• What to produce:
Find each line that has the string "size" and give the total, with nothing else.

□ □ □ □

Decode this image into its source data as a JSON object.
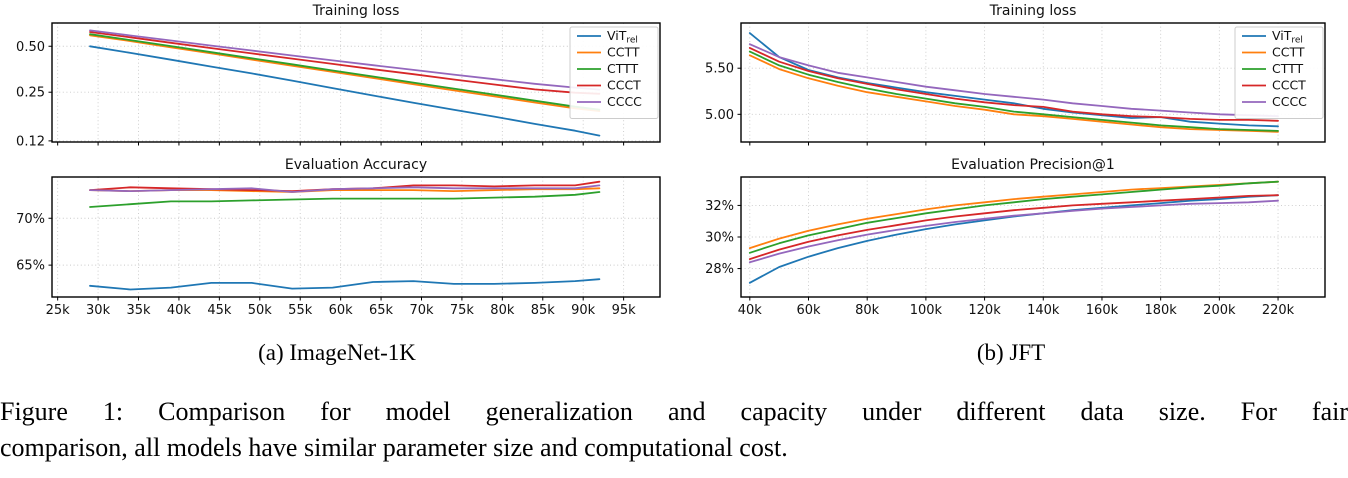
{
  "figure": {
    "subcaption_a": "(a) ImageNet-1K",
    "subcaption_b": "(b) JFT",
    "caption_line1": "Figure 1: Comparison for model generalization and capacity under different data size. For fair",
    "caption_line2": "comparison, all models have similar parameter size and computational cost."
  },
  "palette": {
    "blue": "#1f77b4",
    "orange": "#ff7f0e",
    "green": "#2ca02c",
    "red": "#d62728",
    "purple": "#9467bd",
    "grid": "#c9c9c9",
    "axis": "#000000"
  },
  "chart_data": [
    {
      "id": "imagenet-training-loss",
      "type": "line",
      "title": "Training loss",
      "yscale": "log",
      "grid": true,
      "legend": true,
      "legend_position": "top-right",
      "xlim": [
        24.3,
        99.5
      ],
      "ylim": [
        0.118,
        0.71
      ],
      "xticks": {
        "values": [
          25,
          30,
          35,
          40,
          45,
          50,
          55,
          60,
          65,
          70,
          75,
          80,
          85,
          90,
          95
        ],
        "labels": null
      },
      "yticks": {
        "values": [
          0.5,
          0.25,
          0.12
        ],
        "labels": [
          "0.50",
          "0.25",
          "0.12"
        ]
      },
      "x": [
        29,
        34,
        39,
        44,
        49,
        54,
        59,
        64,
        69,
        74,
        79,
        84,
        89,
        92
      ],
      "series": [
        {
          "name": "ViT_rel",
          "color": "#1f77b4",
          "values": [
            0.5,
            0.452,
            0.408,
            0.368,
            0.332,
            0.298,
            0.266,
            0.238,
            0.213,
            0.192,
            0.173,
            0.155,
            0.14,
            0.13
          ]
        },
        {
          "name": "CCTT",
          "color": "#ff7f0e",
          "values": [
            0.59,
            0.54,
            0.492,
            0.449,
            0.409,
            0.373,
            0.34,
            0.31,
            0.282,
            0.257,
            0.235,
            0.214,
            0.196,
            0.188
          ]
        },
        {
          "name": "CTTT",
          "color": "#2ca02c",
          "values": [
            0.6,
            0.549,
            0.501,
            0.457,
            0.417,
            0.381,
            0.347,
            0.317,
            0.289,
            0.264,
            0.241,
            0.22,
            0.201,
            0.192
          ]
        },
        {
          "name": "CCCT",
          "color": "#d62728",
          "values": [
            0.62,
            0.572,
            0.527,
            0.486,
            0.449,
            0.415,
            0.383,
            0.354,
            0.328,
            0.303,
            0.281,
            0.261,
            0.248,
            0.244
          ]
        },
        {
          "name": "CCCC",
          "color": "#9467bd",
          "values": [
            0.635,
            0.588,
            0.545,
            0.505,
            0.469,
            0.435,
            0.404,
            0.376,
            0.35,
            0.326,
            0.304,
            0.284,
            0.268,
            0.26
          ]
        }
      ]
    },
    {
      "id": "imagenet-eval-accuracy",
      "type": "line",
      "title": "Evaluation Accuracy",
      "yscale": "linear",
      "grid": true,
      "legend": false,
      "xlim": [
        24.3,
        99.5
      ],
      "ylim": [
        61.6,
        74.4
      ],
      "xticks": {
        "values": [
          25,
          30,
          35,
          40,
          45,
          50,
          55,
          60,
          65,
          70,
          75,
          80,
          85,
          90,
          95
        ],
        "labels": [
          "25k",
          "30k",
          "35k",
          "40k",
          "45k",
          "50k",
          "55k",
          "60k",
          "65k",
          "70k",
          "75k",
          "80k",
          "85k",
          "90k",
          "95k"
        ]
      },
      "yticks": {
        "values": [
          70,
          65
        ],
        "labels": [
          "70%",
          "65%"
        ]
      },
      "x": [
        29,
        34,
        39,
        44,
        49,
        54,
        59,
        64,
        69,
        74,
        79,
        84,
        89,
        92
      ],
      "series": [
        {
          "name": "ViT_rel",
          "color": "#1f77b4",
          "values": [
            62.8,
            62.4,
            62.6,
            63.1,
            63.1,
            62.5,
            62.6,
            63.2,
            63.3,
            63.0,
            63.0,
            63.1,
            63.3,
            63.5
          ]
        },
        {
          "name": "CCTT",
          "color": "#ff7f0e",
          "values": [
            73.0,
            72.9,
            73.0,
            73.0,
            72.9,
            72.8,
            73.0,
            73.0,
            73.0,
            72.9,
            73.0,
            73.1,
            73.1,
            73.2
          ]
        },
        {
          "name": "CTTT",
          "color": "#2ca02c",
          "values": [
            71.2,
            71.5,
            71.8,
            71.8,
            71.9,
            72.0,
            72.1,
            72.1,
            72.1,
            72.1,
            72.2,
            72.3,
            72.5,
            72.8
          ]
        },
        {
          "name": "CCCT",
          "color": "#d62728",
          "values": [
            73.0,
            73.3,
            73.2,
            73.1,
            73.0,
            72.9,
            73.1,
            73.2,
            73.5,
            73.5,
            73.4,
            73.5,
            73.5,
            73.9
          ]
        },
        {
          "name": "CCCC",
          "color": "#9467bd",
          "values": [
            73.0,
            72.9,
            73.0,
            73.1,
            73.2,
            72.8,
            73.1,
            73.2,
            73.3,
            73.2,
            73.2,
            73.2,
            73.2,
            73.5
          ]
        }
      ]
    },
    {
      "id": "jft-training-loss",
      "type": "line",
      "title": "Training loss",
      "yscale": "linear",
      "grid": true,
      "legend": true,
      "legend_position": "top-right",
      "xlim": [
        37,
        236
      ],
      "ylim": [
        4.7,
        5.99
      ],
      "xticks": {
        "values": [
          40,
          60,
          80,
          100,
          120,
          140,
          160,
          180,
          200,
          220
        ],
        "labels": null
      },
      "yticks": {
        "values": [
          5.5,
          5.0
        ],
        "labels": [
          "5.50",
          "5.00"
        ]
      },
      "x": [
        40,
        50,
        60,
        70,
        80,
        90,
        100,
        110,
        120,
        130,
        140,
        150,
        160,
        170,
        180,
        190,
        200,
        210,
        220
      ],
      "series": [
        {
          "name": "ViT_rel",
          "color": "#1f77b4",
          "values": [
            5.88,
            5.62,
            5.48,
            5.4,
            5.34,
            5.29,
            5.24,
            5.2,
            5.16,
            5.12,
            5.06,
            5.02,
            4.99,
            4.96,
            4.97,
            4.92,
            4.9,
            4.88,
            4.87
          ]
        },
        {
          "name": "CCTT",
          "color": "#ff7f0e",
          "values": [
            5.64,
            5.49,
            5.39,
            5.31,
            5.24,
            5.19,
            5.14,
            5.09,
            5.05,
            5.0,
            4.98,
            4.95,
            4.92,
            4.89,
            4.86,
            4.84,
            4.83,
            4.82,
            4.81
          ]
        },
        {
          "name": "CTTT",
          "color": "#2ca02c",
          "values": [
            5.68,
            5.53,
            5.43,
            5.35,
            5.28,
            5.22,
            5.17,
            5.12,
            5.08,
            5.03,
            5.0,
            4.97,
            4.94,
            4.91,
            4.88,
            4.86,
            4.84,
            4.83,
            4.82
          ]
        },
        {
          "name": "CCCT",
          "color": "#d62728",
          "values": [
            5.72,
            5.57,
            5.47,
            5.39,
            5.33,
            5.27,
            5.22,
            5.17,
            5.13,
            5.1,
            5.08,
            5.03,
            5.0,
            4.98,
            4.97,
            4.95,
            4.94,
            4.94,
            4.93
          ]
        },
        {
          "name": "CCCC",
          "color": "#9467bd",
          "values": [
            5.76,
            5.62,
            5.53,
            5.45,
            5.4,
            5.35,
            5.3,
            5.26,
            5.22,
            5.19,
            5.16,
            5.12,
            5.09,
            5.06,
            5.04,
            5.02,
            5.0,
            4.99,
            4.98
          ]
        }
      ]
    },
    {
      "id": "jft-eval-precision",
      "type": "line",
      "title": "Evaluation Precision@1",
      "yscale": "linear",
      "grid": true,
      "legend": false,
      "xlim": [
        37,
        236
      ],
      "ylim": [
        26.2,
        33.8
      ],
      "xticks": {
        "values": [
          40,
          60,
          80,
          100,
          120,
          140,
          160,
          180,
          200,
          220
        ],
        "labels": [
          "40k",
          "60k",
          "80k",
          "100k",
          "120k",
          "140k",
          "160k",
          "180k",
          "200k",
          "220k"
        ]
      },
      "yticks": {
        "values": [
          32,
          30,
          28
        ],
        "labels": [
          "32%",
          "30%",
          "28%"
        ]
      },
      "x": [
        40,
        50,
        60,
        70,
        80,
        90,
        100,
        110,
        120,
        130,
        140,
        150,
        160,
        170,
        180,
        190,
        200,
        210,
        220
      ],
      "series": [
        {
          "name": "ViT_rel",
          "color": "#1f77b4",
          "values": [
            27.1,
            28.1,
            28.75,
            29.3,
            29.75,
            30.15,
            30.5,
            30.8,
            31.05,
            31.3,
            31.5,
            31.7,
            31.85,
            32.0,
            32.15,
            32.3,
            32.4,
            32.55,
            32.65
          ]
        },
        {
          "name": "CCTT",
          "color": "#ff7f0e",
          "values": [
            29.3,
            29.9,
            30.4,
            30.8,
            31.15,
            31.45,
            31.75,
            32.0,
            32.2,
            32.4,
            32.55,
            32.7,
            32.85,
            33.0,
            33.1,
            33.2,
            33.3,
            33.4,
            33.5
          ]
        },
        {
          "name": "CTTT",
          "color": "#2ca02c",
          "values": [
            29.0,
            29.6,
            30.1,
            30.5,
            30.9,
            31.2,
            31.5,
            31.75,
            32.0,
            32.2,
            32.4,
            32.55,
            32.7,
            32.85,
            33.0,
            33.15,
            33.25,
            33.4,
            33.5
          ]
        },
        {
          "name": "CCCT",
          "color": "#d62728",
          "values": [
            28.6,
            29.2,
            29.7,
            30.1,
            30.45,
            30.75,
            31.05,
            31.3,
            31.5,
            31.7,
            31.85,
            32.0,
            32.1,
            32.2,
            32.3,
            32.4,
            32.5,
            32.6,
            32.65
          ]
        },
        {
          "name": "CCCC",
          "color": "#9467bd",
          "values": [
            28.4,
            28.95,
            29.4,
            29.8,
            30.15,
            30.45,
            30.7,
            30.95,
            31.15,
            31.35,
            31.5,
            31.65,
            31.8,
            31.9,
            32.0,
            32.1,
            32.15,
            32.2,
            32.3
          ]
        }
      ]
    }
  ]
}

□ □ □ □

• Task solution:
2